Problem requirements
Set the listing down again exactly, please, apart from its pictures.

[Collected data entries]
****************

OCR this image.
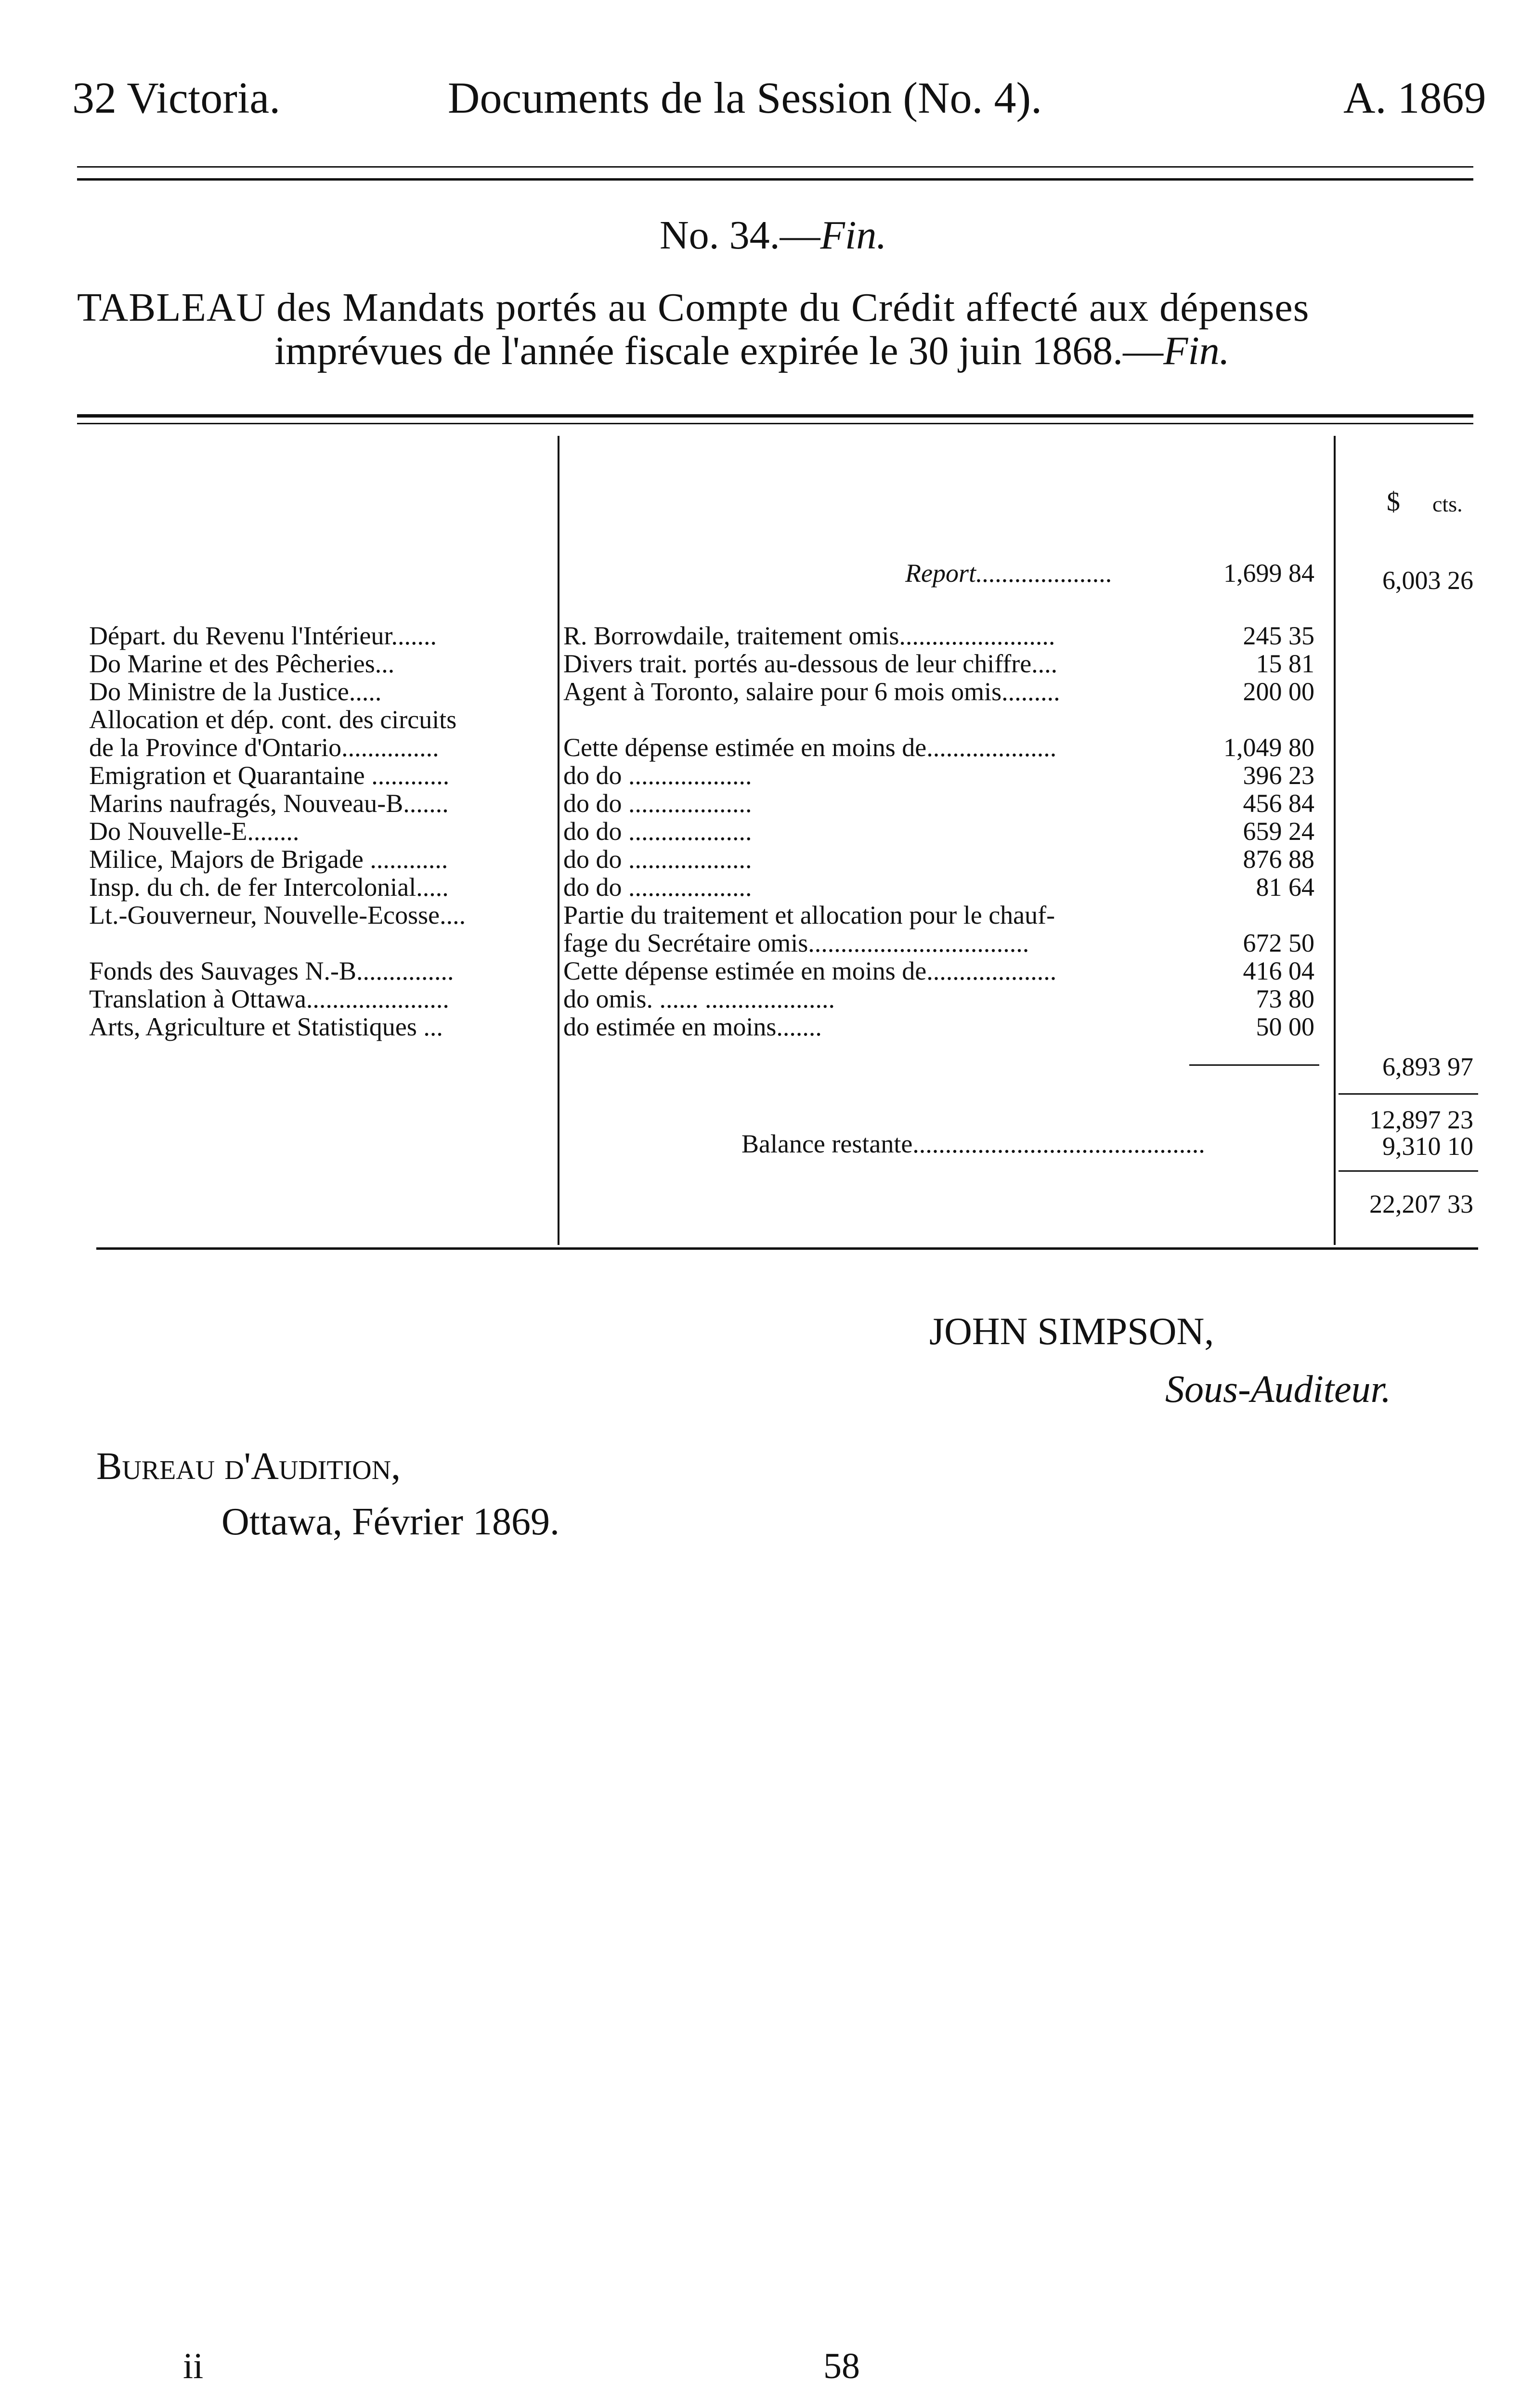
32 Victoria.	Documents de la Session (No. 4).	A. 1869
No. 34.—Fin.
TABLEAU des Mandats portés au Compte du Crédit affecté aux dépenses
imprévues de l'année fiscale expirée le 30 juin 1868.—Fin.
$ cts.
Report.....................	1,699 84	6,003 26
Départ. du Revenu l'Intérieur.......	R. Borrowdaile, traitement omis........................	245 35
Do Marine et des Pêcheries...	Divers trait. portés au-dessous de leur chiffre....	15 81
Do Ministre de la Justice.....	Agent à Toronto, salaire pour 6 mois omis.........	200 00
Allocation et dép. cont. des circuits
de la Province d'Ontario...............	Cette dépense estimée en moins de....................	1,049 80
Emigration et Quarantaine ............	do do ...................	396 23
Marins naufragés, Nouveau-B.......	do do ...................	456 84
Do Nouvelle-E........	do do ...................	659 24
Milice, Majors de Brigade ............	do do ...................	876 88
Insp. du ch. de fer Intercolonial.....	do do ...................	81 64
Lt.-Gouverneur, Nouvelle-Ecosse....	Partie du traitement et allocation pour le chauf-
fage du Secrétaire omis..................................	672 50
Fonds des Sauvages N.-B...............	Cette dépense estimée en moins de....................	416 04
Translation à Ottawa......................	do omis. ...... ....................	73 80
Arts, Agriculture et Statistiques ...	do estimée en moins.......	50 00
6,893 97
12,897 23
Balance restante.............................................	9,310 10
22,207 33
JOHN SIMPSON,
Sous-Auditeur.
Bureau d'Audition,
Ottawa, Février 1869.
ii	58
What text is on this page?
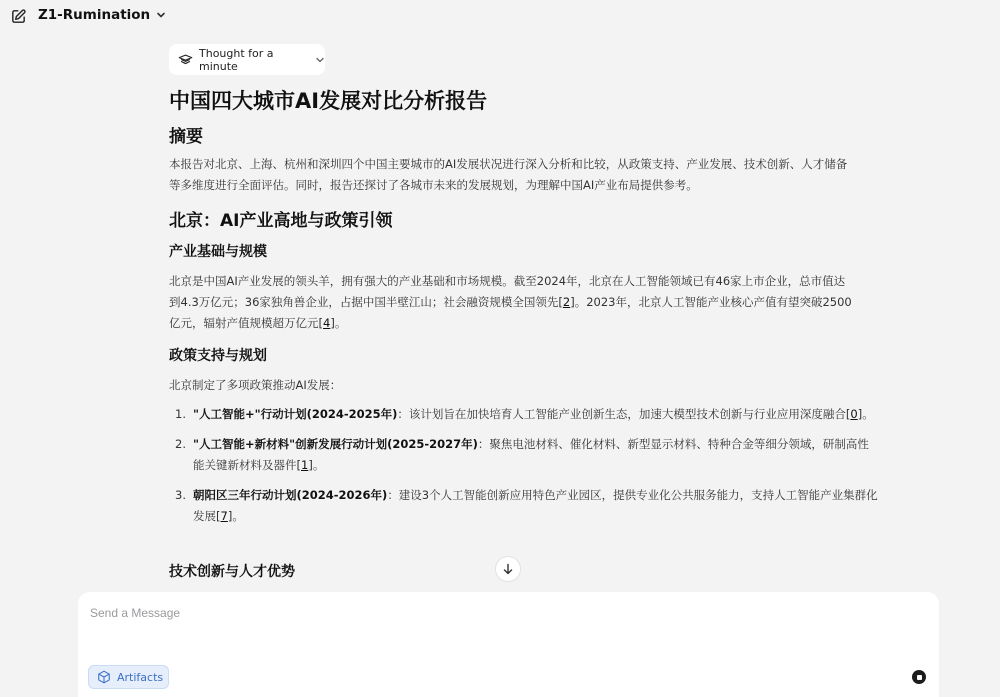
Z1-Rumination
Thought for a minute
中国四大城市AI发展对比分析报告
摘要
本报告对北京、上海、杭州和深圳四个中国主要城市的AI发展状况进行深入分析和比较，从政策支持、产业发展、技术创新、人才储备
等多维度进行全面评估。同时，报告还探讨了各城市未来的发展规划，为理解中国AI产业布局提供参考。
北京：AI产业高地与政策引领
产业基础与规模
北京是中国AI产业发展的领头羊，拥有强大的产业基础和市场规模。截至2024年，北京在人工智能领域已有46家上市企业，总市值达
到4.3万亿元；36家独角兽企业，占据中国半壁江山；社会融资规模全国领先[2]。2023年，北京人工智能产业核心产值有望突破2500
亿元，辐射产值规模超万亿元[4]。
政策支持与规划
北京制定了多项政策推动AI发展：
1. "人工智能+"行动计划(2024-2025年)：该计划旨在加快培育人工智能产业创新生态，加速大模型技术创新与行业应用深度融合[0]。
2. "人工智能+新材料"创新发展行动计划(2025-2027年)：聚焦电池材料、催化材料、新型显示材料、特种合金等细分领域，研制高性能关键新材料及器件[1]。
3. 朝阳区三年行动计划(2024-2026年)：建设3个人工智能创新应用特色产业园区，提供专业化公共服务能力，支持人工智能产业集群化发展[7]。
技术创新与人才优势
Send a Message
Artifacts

****************

Exercise response
OCR this image.
32 Victoria.	Documents de la Session (No. 4).	A. 1869
No. 34.—Fin.
TABLEAU des Mandats portés au Compte du Crédit affecté aux dépenses
imprévues de l'année fiscale expirée le 30 juin 1868.—Fin.
$ cts.
Report.....................	1,699 84	6,003 26
Départ. du Revenu l'Intérieur.......	R. Borrowdaile, traitement omis........................	245 35
Do Marine et des Pêcheries...	Divers trait. portés au-dessous de leur chiffre....	15 81
Do Ministre de la Justice.....	Agent à Toronto, salaire pour 6 mois omis.........	200 00
Allocation et dép. cont. des circuits
de la Province d'Ontario...............	Cette dépense estimée en moins de....................	1,049 80
Emigration et Quarantaine ............	do do ...................	396 23
Marins naufragés, Nouveau-B.......	do do ...................	456 84
Do Nouvelle-E........	do do ...................	659 24
Milice, Majors de Brigade ............	do do ...................	876 88
Insp. du ch. de fer Intercolonial.....	do do ...................	81 64
Lt.-Gouverneur, Nouvelle-Ecosse....	Partie du traitement et allocation pour le chauf-
fage du Secrétaire omis..................................	672 50
Fonds des Sauvages N.-B...............	Cette dépense estimée en moins de....................	416 04
Translation à Ottawa......................	do omis. ...... ....................	73 80
Arts, Agriculture et Statistiques ...	do estimée en moins.......	50 00
6,893 97
12,897 23
Balance restante.............................................	9,310 10
22,207 33
JOHN SIMPSON,
Sous-Auditeur.
Bureau d'Audition,
Ottawa, Février 1869.
ii	58
What text is on this page?
Z1-Rumination
Thought for a minute
中国四大城市AI发展对比分析报告
摘要
本报告对北京、上海、杭州和深圳四个中国主要城市的AI发展状况进行深入分析和比较，从政策支持、产业发展、技术创新、人才储备
等多维度进行全面评估。同时，报告还探讨了各城市未来的发展规划，为理解中国AI产业布局提供参考。
北京：AI产业高地与政策引领
产业基础与规模
北京是中国AI产业发展的领头羊，拥有强大的产业基础和市场规模。截至2024年，北京在人工智能领域已有46家上市企业，总市值达
到4.3万亿元；36家独角兽企业，占据中国半壁江山；社会融资规模全国领先[2]。2023年，北京人工智能产业核心产值有望突破2500
亿元，辐射产值规模超万亿元[4]。
政策支持与规划
北京制定了多项政策推动AI发展：
1. "人工智能+"行动计划(2024-2025年)：该计划旨在加快培育人工智能产业创新生态，加速大模型技术创新与行业应用深度融合[0]。
2. "人工智能+新材料"创新发展行动计划(2025-2027年)：聚焦电池材料、催化材料、新型显示材料、特种合金等细分领域，研制高性能关键新材料及器件[1]。
3. 朝阳区三年行动计划(2024-2026年)：建设3个人工智能创新应用特色产业园区，提供专业化公共服务能力，支持人工智能产业集群化发展[7]。
技术创新与人才优势
Send a Message
Artifacts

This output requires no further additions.